[Stored entries]
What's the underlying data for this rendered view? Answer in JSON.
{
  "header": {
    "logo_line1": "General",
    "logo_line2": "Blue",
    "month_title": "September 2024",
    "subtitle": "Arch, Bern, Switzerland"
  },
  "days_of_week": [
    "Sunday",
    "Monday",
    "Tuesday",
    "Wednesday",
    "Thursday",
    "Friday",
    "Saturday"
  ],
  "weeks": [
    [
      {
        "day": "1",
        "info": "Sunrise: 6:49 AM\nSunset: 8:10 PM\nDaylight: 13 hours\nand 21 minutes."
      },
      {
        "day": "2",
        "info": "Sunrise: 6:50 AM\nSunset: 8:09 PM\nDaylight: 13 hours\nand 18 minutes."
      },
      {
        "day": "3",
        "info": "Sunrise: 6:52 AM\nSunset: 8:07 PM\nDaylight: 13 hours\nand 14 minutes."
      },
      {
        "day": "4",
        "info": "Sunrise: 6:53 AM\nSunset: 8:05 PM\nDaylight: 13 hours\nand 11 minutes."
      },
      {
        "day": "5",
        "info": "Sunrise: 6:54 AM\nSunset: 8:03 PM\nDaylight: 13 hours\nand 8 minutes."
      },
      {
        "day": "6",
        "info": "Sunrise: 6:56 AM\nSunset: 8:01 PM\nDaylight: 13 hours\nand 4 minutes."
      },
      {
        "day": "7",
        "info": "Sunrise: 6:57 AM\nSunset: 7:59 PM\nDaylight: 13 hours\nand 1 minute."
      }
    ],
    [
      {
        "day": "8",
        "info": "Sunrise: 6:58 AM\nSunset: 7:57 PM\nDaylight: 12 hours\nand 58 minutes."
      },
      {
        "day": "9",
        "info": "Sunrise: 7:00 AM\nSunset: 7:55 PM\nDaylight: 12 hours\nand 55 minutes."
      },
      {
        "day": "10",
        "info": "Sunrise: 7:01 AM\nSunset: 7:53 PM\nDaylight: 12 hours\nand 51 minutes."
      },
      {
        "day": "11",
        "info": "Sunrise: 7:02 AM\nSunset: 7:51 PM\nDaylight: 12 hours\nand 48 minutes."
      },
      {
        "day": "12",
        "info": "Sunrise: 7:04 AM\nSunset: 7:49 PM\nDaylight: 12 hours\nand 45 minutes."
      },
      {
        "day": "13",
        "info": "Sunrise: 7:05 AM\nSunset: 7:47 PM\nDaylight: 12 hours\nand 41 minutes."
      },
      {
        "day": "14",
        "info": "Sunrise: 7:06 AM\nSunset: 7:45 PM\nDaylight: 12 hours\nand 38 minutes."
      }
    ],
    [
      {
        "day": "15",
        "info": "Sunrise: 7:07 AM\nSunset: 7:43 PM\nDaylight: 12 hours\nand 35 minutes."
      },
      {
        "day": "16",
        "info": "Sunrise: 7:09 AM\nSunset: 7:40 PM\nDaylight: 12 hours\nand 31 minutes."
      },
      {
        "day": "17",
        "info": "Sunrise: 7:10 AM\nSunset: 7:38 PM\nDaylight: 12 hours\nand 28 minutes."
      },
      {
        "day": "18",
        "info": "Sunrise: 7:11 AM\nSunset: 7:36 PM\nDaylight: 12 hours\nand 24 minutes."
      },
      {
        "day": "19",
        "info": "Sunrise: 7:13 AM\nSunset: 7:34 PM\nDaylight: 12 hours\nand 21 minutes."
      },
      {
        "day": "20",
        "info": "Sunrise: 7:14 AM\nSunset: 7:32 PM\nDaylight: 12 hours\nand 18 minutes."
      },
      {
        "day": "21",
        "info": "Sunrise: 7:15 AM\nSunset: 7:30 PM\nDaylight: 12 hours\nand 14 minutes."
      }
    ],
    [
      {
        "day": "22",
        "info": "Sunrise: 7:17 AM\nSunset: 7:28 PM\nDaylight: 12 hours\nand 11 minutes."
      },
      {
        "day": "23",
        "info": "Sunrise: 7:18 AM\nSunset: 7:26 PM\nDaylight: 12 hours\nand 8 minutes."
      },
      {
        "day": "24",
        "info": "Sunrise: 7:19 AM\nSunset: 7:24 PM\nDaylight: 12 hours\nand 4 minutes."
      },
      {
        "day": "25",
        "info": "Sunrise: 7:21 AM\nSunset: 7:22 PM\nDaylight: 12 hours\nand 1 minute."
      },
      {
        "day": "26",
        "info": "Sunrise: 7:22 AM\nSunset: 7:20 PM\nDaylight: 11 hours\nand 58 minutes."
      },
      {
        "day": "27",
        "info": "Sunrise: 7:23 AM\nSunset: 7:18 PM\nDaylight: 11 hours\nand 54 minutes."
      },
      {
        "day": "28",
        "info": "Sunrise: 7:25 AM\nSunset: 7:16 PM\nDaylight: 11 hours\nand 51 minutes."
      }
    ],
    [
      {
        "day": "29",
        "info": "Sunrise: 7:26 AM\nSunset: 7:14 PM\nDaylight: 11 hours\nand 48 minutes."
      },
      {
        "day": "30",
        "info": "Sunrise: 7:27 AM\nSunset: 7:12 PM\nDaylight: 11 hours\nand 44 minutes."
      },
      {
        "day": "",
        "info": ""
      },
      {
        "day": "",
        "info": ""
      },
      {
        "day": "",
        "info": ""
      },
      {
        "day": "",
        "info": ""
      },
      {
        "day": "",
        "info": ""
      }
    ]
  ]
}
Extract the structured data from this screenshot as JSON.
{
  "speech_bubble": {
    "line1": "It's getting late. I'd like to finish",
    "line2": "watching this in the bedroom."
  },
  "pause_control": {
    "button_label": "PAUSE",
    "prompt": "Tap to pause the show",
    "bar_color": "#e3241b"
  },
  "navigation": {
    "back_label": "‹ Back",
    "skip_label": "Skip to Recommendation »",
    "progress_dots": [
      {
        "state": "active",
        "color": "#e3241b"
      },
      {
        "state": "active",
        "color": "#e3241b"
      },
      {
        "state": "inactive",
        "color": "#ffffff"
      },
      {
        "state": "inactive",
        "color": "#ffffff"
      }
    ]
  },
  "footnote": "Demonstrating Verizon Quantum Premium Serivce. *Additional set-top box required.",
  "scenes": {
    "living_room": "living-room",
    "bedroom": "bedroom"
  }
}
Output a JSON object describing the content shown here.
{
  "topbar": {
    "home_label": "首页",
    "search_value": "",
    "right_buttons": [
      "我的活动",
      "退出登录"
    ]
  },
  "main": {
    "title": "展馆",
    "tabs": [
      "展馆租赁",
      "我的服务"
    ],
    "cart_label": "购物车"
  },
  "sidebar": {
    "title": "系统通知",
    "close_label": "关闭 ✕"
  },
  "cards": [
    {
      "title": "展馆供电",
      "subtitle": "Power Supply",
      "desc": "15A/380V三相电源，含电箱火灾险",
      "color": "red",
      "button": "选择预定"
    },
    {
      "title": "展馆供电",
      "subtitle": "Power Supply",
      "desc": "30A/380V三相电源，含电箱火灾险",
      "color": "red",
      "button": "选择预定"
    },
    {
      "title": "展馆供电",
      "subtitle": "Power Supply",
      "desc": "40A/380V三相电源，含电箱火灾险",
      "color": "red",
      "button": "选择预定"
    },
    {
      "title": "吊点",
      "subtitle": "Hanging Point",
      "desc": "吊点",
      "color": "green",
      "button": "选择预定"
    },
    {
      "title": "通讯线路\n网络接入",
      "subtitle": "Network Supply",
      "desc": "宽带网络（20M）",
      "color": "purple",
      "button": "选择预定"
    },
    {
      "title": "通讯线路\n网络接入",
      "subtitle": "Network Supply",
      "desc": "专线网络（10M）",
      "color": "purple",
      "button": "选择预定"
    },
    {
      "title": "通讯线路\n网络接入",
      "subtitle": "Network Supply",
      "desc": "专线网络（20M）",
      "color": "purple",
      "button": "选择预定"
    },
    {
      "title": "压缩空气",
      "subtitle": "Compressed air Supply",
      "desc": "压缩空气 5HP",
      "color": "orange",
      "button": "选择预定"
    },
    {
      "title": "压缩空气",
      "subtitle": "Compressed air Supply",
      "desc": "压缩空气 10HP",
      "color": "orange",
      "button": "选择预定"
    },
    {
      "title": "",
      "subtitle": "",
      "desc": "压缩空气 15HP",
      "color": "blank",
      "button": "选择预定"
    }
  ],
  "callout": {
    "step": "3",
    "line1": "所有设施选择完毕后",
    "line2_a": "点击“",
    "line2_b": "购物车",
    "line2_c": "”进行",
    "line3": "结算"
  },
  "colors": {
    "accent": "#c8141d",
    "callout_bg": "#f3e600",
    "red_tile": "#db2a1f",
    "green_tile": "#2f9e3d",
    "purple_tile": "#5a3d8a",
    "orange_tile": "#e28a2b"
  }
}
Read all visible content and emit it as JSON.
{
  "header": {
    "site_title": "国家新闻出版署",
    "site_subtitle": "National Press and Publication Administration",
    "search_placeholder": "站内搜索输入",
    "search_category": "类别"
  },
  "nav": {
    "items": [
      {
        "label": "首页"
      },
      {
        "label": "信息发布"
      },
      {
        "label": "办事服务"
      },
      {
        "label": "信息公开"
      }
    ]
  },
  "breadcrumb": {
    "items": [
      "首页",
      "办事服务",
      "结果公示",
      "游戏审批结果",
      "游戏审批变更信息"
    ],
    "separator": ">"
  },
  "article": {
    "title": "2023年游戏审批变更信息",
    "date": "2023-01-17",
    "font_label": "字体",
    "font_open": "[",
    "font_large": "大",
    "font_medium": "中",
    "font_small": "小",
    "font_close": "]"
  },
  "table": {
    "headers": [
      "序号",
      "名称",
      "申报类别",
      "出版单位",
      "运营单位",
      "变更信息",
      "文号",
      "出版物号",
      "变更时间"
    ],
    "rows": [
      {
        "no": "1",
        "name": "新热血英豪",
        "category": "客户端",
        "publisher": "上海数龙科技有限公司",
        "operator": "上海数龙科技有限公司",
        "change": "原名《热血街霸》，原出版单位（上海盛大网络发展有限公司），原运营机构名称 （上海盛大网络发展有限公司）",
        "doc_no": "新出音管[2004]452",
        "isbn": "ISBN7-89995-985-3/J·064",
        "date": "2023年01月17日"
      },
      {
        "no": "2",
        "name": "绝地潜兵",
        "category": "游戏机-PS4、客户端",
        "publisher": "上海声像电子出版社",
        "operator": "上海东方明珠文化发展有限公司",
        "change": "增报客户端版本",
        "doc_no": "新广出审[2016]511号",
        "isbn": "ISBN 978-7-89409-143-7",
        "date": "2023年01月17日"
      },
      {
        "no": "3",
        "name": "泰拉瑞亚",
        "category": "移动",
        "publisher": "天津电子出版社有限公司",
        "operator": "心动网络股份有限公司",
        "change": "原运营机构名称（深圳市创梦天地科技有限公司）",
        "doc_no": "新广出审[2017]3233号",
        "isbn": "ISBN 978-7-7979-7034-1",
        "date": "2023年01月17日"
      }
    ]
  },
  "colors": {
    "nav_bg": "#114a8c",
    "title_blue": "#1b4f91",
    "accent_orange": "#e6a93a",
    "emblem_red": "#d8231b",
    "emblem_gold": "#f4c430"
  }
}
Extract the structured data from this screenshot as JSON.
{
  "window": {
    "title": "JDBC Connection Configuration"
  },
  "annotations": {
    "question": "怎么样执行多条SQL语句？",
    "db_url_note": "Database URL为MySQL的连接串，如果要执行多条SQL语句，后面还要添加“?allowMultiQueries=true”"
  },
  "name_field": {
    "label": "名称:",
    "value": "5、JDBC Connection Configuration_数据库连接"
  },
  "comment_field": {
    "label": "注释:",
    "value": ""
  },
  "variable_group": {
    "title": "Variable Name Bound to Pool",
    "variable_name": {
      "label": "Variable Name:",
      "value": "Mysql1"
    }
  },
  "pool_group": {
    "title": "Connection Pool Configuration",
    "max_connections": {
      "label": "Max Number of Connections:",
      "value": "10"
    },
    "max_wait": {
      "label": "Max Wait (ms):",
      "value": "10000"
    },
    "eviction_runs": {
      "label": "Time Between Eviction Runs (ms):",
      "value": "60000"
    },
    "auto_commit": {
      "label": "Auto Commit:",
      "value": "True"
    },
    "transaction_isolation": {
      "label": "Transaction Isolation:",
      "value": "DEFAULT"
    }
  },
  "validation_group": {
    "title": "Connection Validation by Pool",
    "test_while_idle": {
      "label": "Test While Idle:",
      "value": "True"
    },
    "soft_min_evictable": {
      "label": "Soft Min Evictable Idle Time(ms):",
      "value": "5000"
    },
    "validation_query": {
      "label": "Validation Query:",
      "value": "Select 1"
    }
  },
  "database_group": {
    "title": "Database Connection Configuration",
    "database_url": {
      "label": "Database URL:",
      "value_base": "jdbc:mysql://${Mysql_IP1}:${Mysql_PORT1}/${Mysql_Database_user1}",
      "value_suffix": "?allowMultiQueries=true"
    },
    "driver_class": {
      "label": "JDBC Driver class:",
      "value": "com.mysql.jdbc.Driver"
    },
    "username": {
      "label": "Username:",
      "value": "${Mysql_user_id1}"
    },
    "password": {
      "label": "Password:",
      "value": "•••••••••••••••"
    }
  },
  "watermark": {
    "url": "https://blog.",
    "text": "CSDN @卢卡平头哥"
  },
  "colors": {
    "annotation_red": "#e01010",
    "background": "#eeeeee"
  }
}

:: What is asked ::
Only a number is wanted: how many lines contain "bedroom"?

:: Answer ::
2